## [WRITTEN TASK]
Read the records and gather each line that includes "xlabel".

## [EXTRACTED MATERIAL]

* * * * *

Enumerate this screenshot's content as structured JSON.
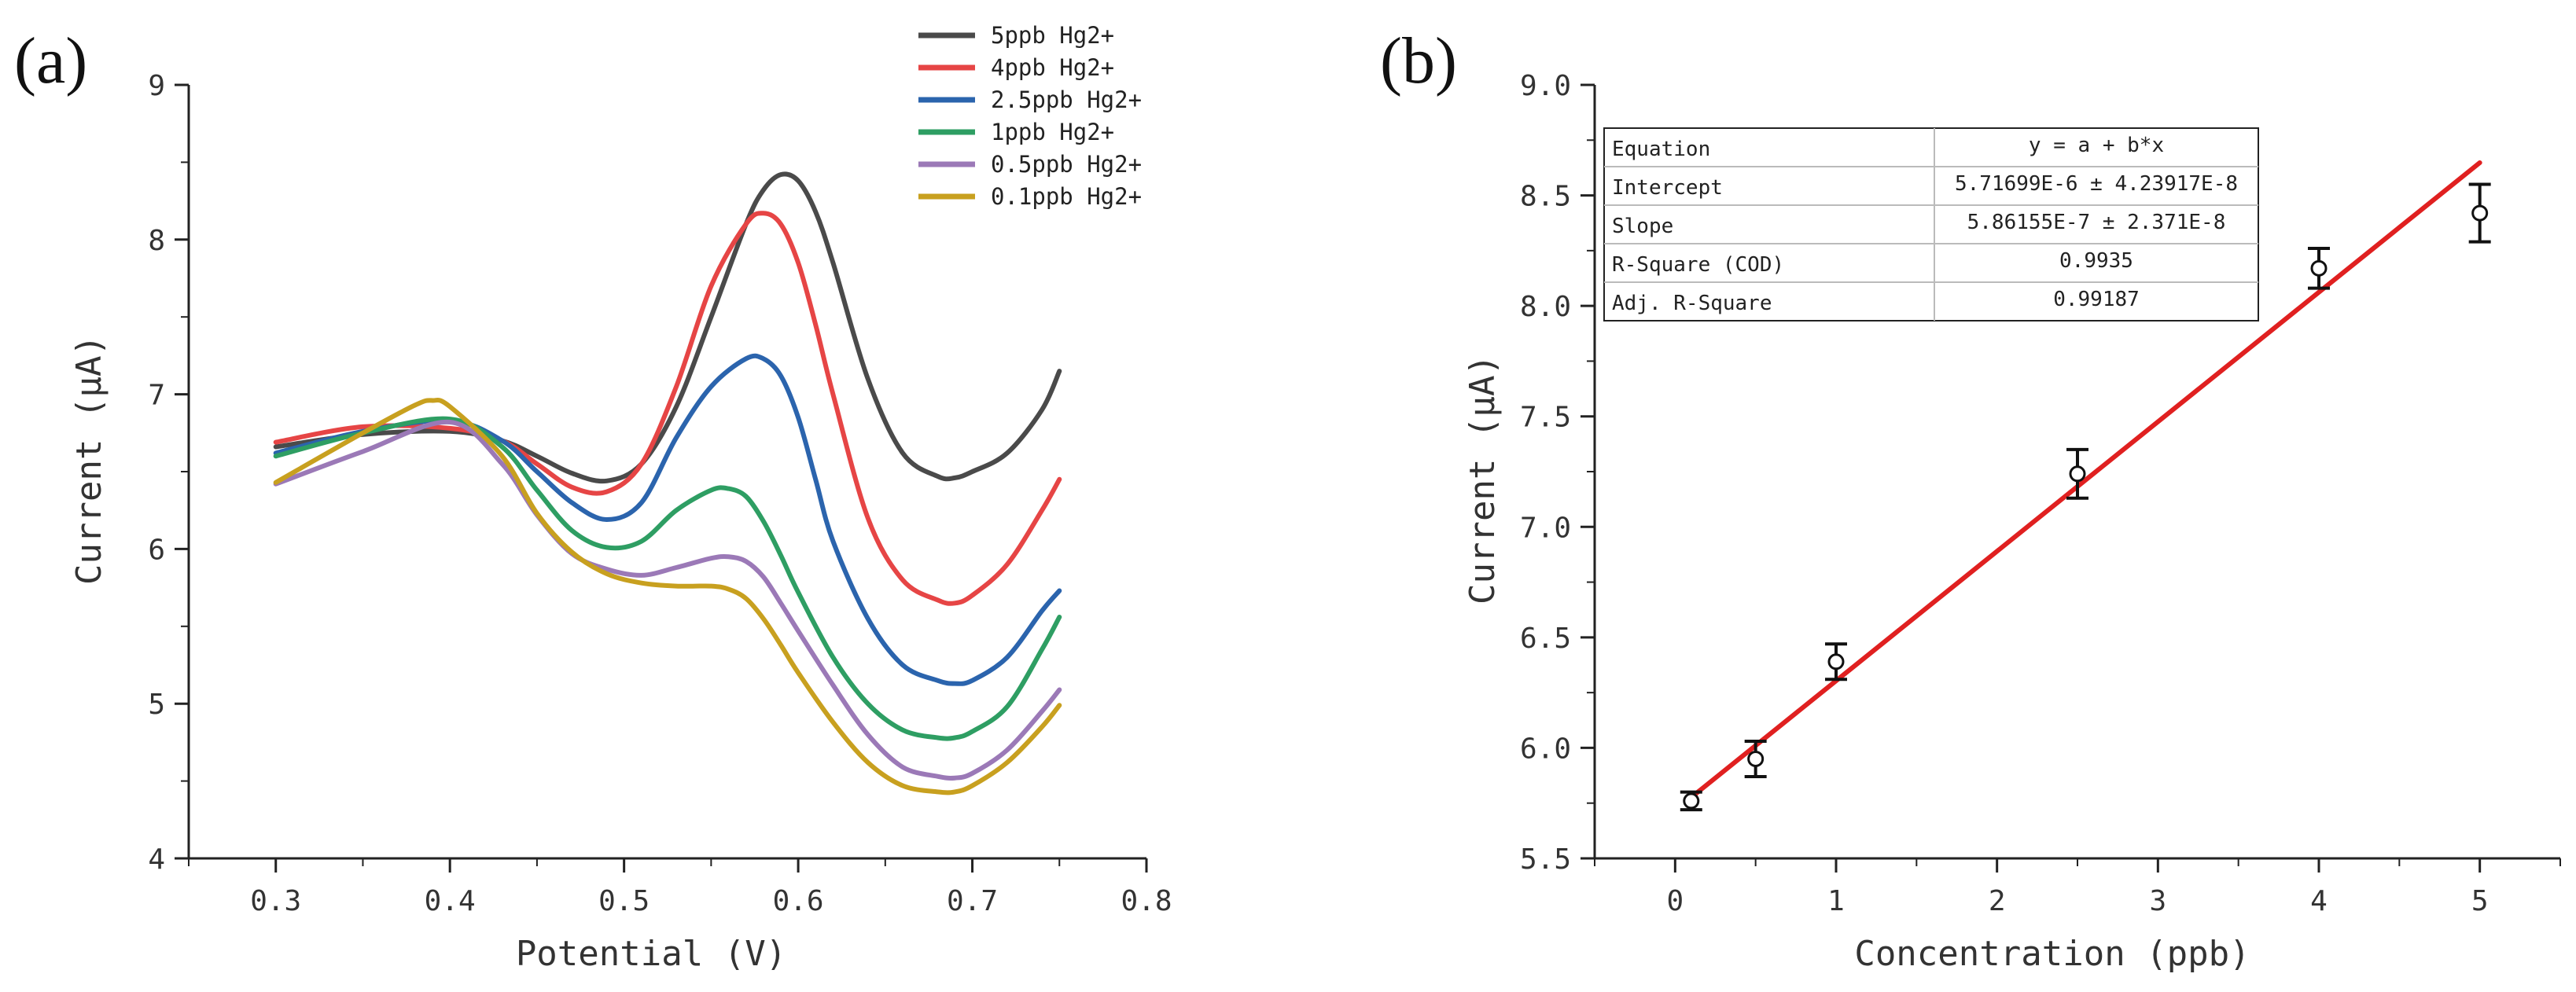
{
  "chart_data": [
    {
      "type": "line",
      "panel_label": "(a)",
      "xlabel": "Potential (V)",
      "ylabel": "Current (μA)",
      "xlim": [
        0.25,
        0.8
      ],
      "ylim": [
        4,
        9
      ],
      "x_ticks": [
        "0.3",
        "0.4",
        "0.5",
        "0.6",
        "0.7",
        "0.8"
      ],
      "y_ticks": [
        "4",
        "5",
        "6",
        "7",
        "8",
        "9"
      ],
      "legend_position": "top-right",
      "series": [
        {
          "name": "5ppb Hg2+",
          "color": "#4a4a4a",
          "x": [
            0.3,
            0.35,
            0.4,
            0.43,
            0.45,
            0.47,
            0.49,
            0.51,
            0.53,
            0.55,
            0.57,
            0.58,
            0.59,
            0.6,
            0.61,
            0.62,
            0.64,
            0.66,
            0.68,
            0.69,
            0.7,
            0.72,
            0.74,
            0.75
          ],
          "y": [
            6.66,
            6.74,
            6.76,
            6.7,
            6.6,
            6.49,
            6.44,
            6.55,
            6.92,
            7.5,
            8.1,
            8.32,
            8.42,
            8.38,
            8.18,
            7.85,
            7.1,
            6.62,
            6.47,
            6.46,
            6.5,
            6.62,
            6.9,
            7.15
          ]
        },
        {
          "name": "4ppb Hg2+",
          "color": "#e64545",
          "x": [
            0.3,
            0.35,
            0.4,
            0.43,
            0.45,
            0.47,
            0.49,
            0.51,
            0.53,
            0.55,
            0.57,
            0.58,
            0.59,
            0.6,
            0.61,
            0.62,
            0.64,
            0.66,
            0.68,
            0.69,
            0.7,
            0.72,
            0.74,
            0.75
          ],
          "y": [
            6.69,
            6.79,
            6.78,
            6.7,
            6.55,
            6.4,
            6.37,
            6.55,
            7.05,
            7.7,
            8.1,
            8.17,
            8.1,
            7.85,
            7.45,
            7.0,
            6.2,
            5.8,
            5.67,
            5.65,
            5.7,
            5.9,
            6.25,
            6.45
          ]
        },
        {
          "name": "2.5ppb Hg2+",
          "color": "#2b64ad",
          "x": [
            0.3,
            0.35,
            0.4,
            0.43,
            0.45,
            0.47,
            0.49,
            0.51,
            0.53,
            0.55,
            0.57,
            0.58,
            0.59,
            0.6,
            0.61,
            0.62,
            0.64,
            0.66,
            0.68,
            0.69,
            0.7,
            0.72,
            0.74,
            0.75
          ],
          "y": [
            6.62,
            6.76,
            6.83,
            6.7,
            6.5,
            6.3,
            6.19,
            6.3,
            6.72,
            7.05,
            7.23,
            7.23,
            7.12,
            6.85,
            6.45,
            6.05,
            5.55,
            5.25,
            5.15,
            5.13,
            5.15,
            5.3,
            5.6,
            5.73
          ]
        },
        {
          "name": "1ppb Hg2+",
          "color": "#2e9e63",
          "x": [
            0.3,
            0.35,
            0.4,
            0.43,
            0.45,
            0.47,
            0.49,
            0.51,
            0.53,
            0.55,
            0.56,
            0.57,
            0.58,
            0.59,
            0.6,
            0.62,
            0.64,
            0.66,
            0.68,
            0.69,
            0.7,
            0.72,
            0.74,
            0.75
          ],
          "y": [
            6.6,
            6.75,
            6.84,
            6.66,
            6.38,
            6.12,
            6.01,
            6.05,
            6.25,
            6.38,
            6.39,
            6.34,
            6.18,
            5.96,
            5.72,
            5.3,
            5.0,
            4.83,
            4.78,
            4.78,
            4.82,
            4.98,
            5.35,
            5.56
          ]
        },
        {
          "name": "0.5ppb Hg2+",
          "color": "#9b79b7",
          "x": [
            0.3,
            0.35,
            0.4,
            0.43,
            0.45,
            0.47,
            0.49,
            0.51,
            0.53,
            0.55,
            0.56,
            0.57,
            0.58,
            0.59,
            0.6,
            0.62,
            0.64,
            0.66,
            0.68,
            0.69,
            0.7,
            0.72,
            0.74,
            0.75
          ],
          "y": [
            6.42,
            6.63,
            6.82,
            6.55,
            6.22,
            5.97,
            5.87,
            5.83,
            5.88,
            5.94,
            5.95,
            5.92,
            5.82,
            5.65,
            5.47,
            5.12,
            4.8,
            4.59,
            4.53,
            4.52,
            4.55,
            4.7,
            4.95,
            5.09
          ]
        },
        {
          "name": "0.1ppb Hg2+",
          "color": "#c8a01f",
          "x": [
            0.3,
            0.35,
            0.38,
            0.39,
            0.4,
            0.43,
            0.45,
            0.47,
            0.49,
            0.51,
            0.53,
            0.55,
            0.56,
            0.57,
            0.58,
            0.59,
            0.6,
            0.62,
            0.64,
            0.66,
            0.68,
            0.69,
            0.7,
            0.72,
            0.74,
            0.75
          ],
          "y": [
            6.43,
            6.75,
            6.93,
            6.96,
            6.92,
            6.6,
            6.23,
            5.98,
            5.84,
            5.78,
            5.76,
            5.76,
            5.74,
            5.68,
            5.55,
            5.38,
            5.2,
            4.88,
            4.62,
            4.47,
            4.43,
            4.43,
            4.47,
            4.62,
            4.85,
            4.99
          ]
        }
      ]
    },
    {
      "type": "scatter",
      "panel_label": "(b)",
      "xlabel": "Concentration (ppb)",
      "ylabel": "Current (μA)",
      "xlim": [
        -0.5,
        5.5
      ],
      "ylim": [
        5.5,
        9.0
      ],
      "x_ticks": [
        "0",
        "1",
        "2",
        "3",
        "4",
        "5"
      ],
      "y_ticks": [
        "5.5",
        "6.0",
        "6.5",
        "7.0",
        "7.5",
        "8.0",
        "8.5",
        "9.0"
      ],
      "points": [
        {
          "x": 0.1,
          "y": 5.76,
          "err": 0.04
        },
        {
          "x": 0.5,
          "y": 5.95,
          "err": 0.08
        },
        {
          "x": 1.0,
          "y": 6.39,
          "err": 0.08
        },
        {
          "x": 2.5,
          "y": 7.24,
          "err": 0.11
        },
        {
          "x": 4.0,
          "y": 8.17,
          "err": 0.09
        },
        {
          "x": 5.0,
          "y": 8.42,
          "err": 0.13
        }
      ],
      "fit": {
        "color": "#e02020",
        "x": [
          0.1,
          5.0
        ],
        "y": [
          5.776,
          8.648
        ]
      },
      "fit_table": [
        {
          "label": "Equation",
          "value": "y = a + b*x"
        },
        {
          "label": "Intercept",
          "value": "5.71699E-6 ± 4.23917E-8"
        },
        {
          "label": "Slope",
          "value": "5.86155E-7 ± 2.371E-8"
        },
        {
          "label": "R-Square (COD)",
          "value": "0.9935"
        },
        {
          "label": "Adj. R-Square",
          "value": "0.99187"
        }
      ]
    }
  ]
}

* * * * *

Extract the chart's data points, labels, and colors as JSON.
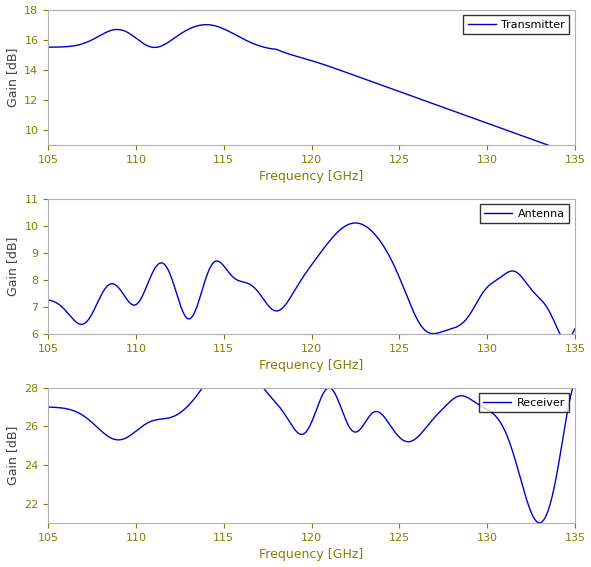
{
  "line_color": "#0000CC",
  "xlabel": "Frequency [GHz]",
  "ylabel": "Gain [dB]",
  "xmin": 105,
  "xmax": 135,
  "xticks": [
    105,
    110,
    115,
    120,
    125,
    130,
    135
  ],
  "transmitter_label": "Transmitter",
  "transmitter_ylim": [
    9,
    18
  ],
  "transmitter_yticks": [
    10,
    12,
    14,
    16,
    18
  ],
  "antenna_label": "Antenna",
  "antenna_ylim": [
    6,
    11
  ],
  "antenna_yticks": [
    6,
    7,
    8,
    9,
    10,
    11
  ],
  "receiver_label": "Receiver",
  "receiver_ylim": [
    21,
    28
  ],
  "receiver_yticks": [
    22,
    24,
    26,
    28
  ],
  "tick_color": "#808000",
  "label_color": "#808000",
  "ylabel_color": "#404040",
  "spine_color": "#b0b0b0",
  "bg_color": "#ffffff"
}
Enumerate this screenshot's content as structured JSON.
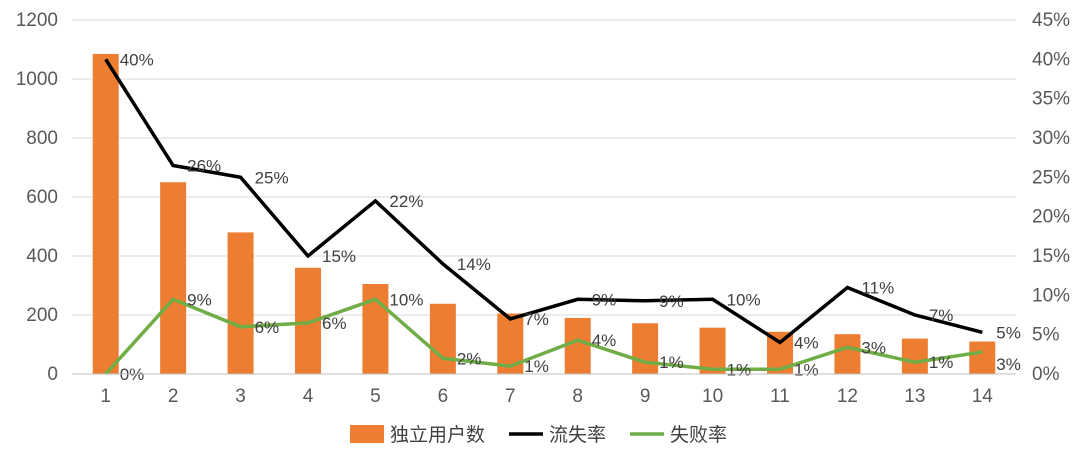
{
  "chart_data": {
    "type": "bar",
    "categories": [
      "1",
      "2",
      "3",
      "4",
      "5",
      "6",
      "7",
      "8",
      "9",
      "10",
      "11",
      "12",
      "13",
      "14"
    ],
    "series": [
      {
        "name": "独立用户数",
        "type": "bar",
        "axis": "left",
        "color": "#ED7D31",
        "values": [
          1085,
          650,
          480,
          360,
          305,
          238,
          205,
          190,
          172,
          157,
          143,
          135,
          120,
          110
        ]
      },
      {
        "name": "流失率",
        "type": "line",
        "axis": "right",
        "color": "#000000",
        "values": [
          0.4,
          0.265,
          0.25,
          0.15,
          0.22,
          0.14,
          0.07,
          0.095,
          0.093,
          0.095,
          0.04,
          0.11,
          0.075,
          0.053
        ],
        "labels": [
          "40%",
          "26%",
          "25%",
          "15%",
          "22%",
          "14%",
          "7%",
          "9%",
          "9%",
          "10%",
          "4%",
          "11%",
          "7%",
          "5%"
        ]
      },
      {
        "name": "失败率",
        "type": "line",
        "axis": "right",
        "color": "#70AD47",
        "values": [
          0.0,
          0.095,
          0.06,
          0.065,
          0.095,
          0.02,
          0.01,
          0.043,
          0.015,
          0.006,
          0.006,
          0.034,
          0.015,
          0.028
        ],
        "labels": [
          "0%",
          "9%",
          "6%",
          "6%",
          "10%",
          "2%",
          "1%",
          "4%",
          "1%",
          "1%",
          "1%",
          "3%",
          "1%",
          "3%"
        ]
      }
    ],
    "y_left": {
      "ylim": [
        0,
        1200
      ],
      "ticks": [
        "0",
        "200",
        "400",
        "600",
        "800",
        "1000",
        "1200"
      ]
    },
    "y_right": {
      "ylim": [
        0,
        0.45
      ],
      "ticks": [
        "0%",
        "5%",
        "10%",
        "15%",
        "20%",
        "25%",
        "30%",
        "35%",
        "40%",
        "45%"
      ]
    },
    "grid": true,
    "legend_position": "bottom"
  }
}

* * * * *

## [RESULT OF THIS EXERCISE]
      "xlabel": "Potential (V)",
      "xlabel": "Concentration (ppb)",
  "xlabel": "Frequency [GHz]",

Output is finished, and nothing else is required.